> _SUPPLIED RECORDS_
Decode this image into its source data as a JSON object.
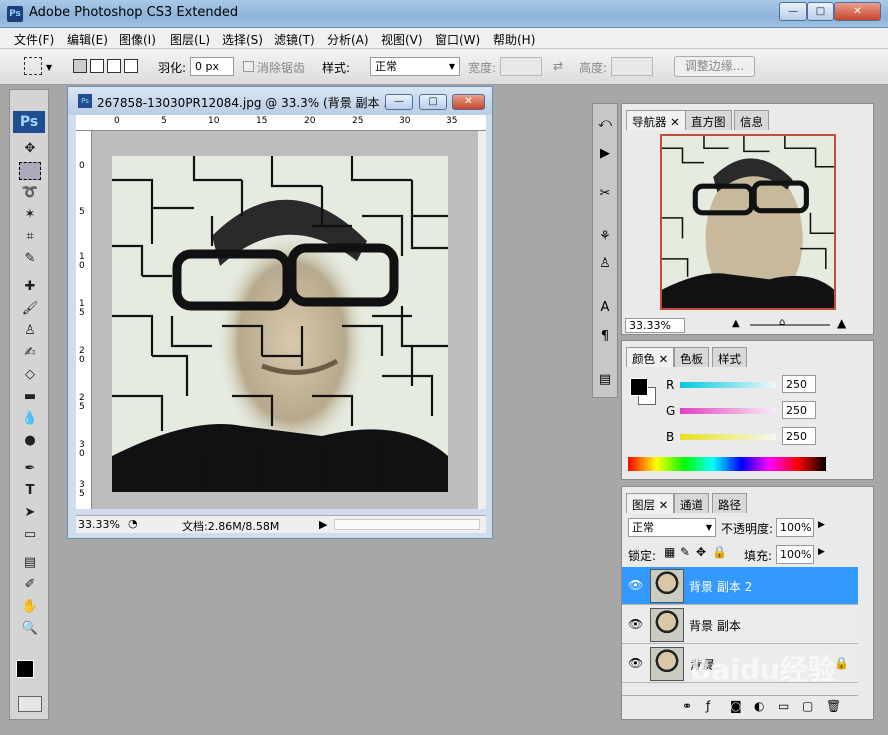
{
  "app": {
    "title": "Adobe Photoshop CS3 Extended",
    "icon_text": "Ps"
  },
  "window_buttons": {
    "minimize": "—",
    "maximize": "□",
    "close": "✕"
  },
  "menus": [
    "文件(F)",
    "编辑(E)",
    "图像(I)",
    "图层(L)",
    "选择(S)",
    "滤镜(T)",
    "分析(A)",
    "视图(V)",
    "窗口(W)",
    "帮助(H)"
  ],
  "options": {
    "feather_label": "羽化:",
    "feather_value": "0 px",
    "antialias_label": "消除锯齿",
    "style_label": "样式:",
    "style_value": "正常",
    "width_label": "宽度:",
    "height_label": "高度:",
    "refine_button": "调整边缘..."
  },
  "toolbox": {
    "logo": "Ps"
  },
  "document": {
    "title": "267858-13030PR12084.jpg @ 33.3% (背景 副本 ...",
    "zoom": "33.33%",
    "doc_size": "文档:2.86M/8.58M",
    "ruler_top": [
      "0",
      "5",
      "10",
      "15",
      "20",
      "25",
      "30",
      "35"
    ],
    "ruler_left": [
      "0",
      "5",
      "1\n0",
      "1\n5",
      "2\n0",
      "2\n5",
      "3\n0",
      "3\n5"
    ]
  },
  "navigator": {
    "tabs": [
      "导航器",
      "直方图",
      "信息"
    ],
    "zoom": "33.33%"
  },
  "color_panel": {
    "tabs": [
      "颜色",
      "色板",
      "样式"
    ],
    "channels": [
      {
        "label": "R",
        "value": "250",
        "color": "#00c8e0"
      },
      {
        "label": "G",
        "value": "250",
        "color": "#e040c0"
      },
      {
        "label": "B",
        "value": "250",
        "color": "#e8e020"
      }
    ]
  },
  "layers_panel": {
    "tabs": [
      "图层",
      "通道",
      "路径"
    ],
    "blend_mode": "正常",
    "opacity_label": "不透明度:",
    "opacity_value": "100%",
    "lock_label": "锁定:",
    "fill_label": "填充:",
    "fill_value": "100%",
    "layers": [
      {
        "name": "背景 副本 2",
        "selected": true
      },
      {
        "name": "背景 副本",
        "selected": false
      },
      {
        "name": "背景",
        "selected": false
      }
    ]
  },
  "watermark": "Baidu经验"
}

* * *

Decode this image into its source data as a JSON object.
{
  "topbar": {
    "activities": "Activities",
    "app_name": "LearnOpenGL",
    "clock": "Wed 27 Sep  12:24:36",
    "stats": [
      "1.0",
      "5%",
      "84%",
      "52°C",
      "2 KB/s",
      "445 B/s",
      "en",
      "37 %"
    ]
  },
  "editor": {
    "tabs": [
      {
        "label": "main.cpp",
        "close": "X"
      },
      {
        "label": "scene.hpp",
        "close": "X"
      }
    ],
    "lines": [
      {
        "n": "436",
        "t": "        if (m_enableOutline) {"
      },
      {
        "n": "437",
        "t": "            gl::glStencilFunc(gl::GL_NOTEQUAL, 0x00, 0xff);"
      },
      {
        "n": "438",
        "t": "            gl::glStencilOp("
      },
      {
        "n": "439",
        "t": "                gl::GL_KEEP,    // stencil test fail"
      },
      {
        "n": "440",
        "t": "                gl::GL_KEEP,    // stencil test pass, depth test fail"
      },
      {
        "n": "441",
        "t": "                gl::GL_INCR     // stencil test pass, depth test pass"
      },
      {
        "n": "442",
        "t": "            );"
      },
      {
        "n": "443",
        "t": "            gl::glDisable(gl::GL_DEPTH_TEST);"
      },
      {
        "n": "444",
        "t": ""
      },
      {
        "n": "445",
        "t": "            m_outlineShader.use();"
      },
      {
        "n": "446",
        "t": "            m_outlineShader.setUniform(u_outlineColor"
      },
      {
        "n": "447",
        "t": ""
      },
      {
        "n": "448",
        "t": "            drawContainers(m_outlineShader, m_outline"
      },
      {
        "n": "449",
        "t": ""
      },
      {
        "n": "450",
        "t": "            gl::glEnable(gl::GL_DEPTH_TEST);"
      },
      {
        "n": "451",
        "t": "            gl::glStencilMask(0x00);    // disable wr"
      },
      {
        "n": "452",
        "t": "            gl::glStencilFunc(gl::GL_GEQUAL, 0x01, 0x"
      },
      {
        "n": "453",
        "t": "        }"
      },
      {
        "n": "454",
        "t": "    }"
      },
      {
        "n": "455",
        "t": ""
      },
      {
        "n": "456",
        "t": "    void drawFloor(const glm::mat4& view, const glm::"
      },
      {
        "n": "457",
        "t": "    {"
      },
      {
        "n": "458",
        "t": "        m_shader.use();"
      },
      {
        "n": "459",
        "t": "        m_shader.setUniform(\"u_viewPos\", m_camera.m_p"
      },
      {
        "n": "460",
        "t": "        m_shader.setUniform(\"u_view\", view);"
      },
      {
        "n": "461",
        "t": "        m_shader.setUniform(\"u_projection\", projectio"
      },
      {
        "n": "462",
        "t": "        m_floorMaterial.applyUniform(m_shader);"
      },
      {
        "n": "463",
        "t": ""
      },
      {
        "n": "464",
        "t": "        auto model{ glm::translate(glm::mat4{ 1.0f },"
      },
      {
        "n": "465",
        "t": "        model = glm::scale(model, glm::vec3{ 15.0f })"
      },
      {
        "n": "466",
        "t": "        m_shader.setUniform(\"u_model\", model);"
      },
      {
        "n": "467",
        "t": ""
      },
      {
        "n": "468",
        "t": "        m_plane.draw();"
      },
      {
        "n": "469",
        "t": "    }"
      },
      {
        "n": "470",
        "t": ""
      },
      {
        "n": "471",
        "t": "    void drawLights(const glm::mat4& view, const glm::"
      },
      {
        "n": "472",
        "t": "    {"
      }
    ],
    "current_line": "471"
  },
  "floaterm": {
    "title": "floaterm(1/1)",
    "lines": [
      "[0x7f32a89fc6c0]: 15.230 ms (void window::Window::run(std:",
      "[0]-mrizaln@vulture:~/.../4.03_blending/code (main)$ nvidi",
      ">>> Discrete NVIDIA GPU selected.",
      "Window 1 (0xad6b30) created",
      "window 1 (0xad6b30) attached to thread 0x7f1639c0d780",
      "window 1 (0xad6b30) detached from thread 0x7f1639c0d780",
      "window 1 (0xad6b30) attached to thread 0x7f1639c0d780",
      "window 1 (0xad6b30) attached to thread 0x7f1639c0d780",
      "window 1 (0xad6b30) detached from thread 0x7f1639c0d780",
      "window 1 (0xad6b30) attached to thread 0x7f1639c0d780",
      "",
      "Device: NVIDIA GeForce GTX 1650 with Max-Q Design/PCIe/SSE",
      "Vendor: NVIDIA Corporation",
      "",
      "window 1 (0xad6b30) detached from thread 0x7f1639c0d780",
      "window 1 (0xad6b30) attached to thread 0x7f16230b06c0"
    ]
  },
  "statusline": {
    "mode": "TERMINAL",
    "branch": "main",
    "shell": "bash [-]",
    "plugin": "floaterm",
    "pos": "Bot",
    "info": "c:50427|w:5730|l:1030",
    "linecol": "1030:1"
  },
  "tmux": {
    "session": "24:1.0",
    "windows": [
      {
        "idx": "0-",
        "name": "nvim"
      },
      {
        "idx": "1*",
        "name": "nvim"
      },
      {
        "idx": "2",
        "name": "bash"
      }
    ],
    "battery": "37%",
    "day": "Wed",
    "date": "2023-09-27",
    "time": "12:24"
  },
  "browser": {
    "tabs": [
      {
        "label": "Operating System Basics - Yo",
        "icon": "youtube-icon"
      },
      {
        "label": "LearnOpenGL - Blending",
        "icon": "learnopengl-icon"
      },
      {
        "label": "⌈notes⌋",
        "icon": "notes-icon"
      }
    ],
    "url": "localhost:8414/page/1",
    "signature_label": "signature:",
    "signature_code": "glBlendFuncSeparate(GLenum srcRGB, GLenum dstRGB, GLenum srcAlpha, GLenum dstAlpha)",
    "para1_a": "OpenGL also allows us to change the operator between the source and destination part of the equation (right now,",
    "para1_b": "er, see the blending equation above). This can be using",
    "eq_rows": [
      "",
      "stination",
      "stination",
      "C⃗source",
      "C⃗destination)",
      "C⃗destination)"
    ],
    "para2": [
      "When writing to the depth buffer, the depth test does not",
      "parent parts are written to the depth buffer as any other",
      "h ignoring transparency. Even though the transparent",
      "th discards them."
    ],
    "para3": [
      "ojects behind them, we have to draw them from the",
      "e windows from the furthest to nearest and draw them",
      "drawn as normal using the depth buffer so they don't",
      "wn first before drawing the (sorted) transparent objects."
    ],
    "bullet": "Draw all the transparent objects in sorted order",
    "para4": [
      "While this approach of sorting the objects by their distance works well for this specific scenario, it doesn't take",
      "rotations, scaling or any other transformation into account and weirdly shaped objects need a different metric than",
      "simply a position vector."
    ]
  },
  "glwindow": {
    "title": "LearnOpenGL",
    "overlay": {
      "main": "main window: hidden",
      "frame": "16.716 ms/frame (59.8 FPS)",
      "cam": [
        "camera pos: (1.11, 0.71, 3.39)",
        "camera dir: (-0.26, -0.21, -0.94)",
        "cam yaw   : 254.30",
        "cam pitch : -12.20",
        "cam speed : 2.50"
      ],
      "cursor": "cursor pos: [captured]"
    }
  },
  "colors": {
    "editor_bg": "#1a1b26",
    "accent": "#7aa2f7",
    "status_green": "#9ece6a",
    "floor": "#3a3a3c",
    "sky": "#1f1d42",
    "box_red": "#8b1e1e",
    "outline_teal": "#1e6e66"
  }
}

> _EXERCISE REQUIREMENTS_
How many lines in the entries contain the string "transparent"? Answer with the number only.

> _THE REPLY_
3